▸ Problem requirements
Pull out from the material below all lines with "derde".

Data excerpts:

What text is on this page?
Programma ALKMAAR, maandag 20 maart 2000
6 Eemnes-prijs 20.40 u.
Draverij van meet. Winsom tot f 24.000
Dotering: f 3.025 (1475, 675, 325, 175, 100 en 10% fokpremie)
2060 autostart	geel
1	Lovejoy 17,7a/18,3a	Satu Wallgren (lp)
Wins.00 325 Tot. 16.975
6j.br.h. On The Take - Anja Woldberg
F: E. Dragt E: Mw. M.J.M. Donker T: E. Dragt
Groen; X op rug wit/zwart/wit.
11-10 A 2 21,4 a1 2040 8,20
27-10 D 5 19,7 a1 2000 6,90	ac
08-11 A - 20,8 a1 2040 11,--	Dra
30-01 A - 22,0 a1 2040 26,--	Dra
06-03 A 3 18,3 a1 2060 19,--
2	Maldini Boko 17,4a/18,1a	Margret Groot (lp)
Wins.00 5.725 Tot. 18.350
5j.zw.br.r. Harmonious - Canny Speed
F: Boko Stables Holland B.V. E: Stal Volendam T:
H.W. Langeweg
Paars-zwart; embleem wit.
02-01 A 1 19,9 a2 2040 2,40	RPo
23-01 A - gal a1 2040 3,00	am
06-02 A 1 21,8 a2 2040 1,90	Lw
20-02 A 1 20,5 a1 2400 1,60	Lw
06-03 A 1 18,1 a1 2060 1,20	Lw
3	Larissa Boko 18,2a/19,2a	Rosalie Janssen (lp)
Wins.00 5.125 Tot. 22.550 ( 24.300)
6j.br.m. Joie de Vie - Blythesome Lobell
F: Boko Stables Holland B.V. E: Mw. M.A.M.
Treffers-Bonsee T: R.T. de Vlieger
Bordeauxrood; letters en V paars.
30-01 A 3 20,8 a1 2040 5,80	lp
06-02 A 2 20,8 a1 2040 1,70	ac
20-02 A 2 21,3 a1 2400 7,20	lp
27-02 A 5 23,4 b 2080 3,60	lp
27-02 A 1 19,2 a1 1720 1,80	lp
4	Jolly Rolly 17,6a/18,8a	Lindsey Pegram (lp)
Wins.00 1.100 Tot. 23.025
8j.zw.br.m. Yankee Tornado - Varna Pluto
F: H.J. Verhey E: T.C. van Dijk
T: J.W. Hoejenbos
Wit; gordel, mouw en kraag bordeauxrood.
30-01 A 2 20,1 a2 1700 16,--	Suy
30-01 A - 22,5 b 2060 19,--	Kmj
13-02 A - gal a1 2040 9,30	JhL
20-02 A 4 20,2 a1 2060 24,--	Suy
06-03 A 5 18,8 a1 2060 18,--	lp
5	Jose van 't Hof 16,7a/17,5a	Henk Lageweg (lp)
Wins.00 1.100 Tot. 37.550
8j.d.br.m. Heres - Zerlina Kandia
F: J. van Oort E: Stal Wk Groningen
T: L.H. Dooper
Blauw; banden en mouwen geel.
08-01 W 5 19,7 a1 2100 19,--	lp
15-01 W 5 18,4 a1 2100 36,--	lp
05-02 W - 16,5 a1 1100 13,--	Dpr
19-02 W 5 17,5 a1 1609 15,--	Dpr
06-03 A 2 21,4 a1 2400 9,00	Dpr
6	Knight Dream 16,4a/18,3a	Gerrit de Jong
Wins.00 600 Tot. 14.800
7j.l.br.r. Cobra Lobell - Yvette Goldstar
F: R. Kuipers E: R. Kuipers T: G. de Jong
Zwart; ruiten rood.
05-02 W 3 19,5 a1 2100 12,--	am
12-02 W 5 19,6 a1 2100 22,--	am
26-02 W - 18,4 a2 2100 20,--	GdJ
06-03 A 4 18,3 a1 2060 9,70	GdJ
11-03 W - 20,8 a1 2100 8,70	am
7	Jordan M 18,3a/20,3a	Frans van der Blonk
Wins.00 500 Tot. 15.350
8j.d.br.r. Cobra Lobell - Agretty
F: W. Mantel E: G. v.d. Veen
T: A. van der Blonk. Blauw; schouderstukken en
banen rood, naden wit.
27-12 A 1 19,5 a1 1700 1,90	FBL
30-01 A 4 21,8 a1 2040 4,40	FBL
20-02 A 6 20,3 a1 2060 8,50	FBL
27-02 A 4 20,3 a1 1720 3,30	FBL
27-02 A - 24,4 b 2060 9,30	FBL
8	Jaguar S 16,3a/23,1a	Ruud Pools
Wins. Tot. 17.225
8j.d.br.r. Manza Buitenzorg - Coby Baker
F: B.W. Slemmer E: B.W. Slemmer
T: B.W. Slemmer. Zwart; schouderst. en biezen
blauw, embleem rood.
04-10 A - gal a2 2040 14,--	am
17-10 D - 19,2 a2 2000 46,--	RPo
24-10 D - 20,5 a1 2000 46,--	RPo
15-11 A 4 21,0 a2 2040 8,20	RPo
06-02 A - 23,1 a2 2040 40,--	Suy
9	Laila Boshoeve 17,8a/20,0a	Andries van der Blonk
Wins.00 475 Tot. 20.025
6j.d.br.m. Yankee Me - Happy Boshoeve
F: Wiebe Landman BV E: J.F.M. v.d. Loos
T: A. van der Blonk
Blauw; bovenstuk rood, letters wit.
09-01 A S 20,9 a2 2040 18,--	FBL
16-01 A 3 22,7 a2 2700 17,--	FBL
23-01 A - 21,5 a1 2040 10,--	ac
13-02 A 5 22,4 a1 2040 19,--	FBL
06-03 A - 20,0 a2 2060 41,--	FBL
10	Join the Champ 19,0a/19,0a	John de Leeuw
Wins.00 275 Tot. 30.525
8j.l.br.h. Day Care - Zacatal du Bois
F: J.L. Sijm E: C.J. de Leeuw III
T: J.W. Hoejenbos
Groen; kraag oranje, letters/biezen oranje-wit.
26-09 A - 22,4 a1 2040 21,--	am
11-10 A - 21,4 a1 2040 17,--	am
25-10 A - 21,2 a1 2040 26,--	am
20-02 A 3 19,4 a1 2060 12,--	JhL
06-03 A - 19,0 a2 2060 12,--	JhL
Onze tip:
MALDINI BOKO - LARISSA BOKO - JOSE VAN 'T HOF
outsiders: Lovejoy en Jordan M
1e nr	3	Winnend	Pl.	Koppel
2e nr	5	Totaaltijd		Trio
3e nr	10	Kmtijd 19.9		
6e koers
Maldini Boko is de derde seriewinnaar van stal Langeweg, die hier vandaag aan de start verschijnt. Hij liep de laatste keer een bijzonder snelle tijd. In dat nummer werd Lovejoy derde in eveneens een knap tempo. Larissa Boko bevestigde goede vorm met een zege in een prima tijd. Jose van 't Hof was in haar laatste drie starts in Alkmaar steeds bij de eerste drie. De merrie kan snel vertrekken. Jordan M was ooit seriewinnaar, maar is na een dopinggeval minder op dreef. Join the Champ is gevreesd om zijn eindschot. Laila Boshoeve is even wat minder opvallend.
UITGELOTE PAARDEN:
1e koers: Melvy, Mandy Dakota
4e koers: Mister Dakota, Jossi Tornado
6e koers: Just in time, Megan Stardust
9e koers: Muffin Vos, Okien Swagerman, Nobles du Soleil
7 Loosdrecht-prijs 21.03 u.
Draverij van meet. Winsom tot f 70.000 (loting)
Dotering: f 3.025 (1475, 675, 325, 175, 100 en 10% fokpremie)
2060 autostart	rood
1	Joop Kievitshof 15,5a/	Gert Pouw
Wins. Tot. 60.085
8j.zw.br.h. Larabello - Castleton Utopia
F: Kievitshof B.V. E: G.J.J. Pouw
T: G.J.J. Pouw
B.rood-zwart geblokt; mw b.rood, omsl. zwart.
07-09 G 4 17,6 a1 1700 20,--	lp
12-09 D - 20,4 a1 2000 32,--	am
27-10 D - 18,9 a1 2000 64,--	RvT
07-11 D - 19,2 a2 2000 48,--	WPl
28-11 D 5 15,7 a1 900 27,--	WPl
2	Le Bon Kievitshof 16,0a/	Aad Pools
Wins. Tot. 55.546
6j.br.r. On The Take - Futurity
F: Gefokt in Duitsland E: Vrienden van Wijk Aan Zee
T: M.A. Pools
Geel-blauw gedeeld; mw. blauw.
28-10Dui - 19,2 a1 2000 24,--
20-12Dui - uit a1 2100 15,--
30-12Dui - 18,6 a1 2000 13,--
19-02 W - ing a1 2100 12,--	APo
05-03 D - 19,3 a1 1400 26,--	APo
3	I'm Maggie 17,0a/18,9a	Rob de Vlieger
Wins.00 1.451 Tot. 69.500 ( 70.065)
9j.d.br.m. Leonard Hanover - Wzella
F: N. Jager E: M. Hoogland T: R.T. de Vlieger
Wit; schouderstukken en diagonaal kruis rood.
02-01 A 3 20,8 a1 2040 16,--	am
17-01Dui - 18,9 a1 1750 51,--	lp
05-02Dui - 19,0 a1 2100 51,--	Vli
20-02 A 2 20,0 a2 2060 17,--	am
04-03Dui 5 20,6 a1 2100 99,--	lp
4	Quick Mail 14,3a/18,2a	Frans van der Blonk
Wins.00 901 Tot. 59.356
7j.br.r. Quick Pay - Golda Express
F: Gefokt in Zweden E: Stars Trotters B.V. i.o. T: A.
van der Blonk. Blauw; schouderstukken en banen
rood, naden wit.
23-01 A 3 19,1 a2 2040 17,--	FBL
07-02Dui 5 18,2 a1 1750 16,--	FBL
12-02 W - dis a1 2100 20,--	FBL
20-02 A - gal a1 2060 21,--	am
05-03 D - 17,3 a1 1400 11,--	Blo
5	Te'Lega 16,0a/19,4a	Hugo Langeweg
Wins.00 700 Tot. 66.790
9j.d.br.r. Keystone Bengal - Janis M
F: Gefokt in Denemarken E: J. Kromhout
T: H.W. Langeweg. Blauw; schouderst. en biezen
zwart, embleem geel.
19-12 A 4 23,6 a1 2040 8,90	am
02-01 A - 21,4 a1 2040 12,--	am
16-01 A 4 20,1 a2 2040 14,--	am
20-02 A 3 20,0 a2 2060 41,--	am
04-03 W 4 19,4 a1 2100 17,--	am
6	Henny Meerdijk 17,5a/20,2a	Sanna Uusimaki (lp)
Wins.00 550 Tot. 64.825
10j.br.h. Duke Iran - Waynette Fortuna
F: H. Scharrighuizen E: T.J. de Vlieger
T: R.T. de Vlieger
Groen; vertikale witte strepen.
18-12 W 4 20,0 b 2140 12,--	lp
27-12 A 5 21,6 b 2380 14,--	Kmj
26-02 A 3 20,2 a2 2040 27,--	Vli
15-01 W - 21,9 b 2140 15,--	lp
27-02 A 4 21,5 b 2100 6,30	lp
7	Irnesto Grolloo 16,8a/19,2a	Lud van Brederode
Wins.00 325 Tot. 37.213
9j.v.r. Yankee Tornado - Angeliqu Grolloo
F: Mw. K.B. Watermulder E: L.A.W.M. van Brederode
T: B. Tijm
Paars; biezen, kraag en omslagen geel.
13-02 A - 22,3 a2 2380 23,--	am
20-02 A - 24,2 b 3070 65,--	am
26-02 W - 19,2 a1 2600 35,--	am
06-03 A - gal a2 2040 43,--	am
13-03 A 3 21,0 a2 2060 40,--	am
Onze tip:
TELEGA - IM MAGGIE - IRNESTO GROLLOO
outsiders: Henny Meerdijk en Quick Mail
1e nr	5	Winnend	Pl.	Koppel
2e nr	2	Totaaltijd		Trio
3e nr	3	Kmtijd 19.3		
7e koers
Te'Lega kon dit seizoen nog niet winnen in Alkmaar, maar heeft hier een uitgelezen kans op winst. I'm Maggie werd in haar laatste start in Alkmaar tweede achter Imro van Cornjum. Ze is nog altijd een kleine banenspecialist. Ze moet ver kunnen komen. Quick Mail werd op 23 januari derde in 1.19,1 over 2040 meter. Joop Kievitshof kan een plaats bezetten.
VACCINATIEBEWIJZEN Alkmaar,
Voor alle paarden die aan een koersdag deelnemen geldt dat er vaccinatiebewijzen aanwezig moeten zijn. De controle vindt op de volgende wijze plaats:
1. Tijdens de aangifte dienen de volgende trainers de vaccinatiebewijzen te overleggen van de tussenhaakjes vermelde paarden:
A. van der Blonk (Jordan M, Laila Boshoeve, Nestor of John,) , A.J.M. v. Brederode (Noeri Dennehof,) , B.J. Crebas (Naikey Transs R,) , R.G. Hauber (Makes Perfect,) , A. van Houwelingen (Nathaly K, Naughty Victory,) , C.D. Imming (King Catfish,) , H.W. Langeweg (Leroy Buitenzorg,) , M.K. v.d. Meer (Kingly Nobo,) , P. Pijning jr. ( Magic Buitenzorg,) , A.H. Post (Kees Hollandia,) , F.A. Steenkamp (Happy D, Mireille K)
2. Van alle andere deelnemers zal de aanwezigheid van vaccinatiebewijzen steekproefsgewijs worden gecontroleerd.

▸ Complete output
Maldini Boko is de derde seriewinnaar van stal Langeweg, die hier vandaag aan de start verschijnt. Hij liep de laatste keer een bijzonder snelle tijd. In dat nummer werd Lovejoy derde in eveneens een knap tempo. Larissa Boko bevestigde goede vorm met een zege in een prima tijd. Jose van 't Hof was in haar laatste drie starts in Alkmaar steeds bij de eerste drie. De merrie kan snel vertrekken. Jordan M was ooit seriewinnaar, maar is na een dopinggeval minder op dreef. Join the Champ is gevreesd om zijn eindschot. Laila Boshoeve is even wat minder opvallend.
Te'Lega kon dit seizoen nog niet winnen in Alkmaar, maar heeft hier een uitgelezen kans op winst. I'm Maggie werd in haar laatste start in Alkmaar tweede achter Imro van Cornjum. Ze is nog altijd een kleine banenspecialist. Ze moet ver kunnen komen. Quick Mail werd op 23 januari derde in 1.19,1 over 2040 meter. Joop Kievitshof kan een plaats bezetten.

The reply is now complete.